====== Items

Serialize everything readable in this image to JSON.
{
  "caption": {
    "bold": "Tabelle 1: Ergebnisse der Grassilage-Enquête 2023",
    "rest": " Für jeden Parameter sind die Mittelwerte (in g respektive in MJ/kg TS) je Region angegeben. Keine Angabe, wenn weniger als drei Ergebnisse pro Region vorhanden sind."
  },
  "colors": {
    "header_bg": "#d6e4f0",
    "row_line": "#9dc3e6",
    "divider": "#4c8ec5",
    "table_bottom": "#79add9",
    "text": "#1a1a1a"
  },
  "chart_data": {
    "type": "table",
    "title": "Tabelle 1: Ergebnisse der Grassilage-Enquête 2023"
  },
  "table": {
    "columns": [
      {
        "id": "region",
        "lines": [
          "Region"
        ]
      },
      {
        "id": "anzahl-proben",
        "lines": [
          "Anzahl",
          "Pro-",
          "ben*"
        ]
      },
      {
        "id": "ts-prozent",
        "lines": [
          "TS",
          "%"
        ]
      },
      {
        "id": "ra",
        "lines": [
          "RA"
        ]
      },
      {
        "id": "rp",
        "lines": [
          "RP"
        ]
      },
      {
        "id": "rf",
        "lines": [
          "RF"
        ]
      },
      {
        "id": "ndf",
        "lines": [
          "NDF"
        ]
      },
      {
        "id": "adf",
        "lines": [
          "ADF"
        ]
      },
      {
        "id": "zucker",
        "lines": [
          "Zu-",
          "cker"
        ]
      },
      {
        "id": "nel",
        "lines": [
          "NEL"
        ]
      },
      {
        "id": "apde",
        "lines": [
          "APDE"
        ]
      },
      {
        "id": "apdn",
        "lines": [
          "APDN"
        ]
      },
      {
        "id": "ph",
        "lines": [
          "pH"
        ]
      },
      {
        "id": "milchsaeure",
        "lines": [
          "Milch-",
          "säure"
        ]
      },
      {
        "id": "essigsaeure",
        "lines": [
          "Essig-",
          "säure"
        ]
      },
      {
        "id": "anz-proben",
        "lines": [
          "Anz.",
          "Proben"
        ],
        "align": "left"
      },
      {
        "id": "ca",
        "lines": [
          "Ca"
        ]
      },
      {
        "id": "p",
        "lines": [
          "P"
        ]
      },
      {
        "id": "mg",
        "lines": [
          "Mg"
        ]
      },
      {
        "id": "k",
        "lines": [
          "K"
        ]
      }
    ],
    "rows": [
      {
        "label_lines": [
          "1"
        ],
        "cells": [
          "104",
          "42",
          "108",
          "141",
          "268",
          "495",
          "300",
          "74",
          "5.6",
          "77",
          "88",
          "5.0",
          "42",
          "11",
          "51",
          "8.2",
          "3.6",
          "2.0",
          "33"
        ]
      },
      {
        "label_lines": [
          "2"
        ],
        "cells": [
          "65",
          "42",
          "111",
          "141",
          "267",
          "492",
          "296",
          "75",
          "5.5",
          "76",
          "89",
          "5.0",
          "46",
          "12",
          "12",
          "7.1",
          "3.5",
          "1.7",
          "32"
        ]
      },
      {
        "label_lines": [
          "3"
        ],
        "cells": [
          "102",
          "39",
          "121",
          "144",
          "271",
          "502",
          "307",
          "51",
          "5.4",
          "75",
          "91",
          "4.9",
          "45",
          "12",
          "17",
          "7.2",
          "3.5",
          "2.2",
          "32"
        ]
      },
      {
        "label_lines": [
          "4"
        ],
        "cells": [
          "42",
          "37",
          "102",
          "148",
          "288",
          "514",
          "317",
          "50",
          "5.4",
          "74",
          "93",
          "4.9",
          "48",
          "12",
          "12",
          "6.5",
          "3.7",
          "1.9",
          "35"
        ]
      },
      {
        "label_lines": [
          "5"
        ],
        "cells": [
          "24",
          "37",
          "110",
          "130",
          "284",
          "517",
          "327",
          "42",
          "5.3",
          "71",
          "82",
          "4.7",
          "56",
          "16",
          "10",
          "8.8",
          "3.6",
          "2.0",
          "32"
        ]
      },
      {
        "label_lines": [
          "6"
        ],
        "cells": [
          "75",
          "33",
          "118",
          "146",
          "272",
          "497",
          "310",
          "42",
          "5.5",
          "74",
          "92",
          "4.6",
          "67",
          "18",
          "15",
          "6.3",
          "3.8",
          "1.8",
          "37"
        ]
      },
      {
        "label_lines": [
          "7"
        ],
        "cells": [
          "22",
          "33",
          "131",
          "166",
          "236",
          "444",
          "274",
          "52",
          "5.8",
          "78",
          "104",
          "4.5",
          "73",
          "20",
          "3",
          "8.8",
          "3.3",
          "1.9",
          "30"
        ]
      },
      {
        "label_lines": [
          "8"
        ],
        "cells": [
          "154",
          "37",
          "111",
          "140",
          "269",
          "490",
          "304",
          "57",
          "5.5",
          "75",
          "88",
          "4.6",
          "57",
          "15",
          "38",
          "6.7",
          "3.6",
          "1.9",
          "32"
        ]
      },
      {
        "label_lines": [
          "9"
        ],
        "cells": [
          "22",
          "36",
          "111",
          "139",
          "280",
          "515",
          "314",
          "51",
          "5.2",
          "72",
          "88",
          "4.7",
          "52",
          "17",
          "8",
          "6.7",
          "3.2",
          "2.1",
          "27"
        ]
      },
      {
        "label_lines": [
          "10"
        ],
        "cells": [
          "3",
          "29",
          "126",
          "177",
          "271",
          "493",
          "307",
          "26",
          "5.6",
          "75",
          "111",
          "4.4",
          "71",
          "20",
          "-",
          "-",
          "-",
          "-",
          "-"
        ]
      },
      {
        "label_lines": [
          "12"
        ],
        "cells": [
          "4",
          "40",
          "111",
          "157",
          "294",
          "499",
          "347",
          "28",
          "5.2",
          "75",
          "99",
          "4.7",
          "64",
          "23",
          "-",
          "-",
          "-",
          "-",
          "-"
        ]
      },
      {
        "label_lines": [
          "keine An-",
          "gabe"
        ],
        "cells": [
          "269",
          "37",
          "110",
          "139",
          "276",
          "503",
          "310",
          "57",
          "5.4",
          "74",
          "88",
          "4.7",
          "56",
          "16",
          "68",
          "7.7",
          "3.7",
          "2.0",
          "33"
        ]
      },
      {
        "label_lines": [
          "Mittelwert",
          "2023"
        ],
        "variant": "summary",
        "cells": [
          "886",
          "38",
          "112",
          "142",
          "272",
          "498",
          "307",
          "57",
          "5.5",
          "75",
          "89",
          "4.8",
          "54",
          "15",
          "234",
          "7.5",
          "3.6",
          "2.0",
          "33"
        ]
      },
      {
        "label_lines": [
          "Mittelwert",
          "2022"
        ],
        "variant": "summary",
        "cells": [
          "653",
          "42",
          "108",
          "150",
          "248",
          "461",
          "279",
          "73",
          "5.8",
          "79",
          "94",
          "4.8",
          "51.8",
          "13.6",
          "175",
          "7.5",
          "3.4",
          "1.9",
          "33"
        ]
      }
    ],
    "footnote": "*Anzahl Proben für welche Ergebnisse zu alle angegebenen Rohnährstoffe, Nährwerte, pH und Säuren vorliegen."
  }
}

============

**What is expected:** In the entries above, locate every line with the word "Grassilage" and copy it.

**Solved problem:**
    "bold": "Tabelle 1: Ergebnisse der Grassilage-Enquête 2023",
    "title": "Tabelle 1: Ergebnisse der Grassilage-Enquête 2023"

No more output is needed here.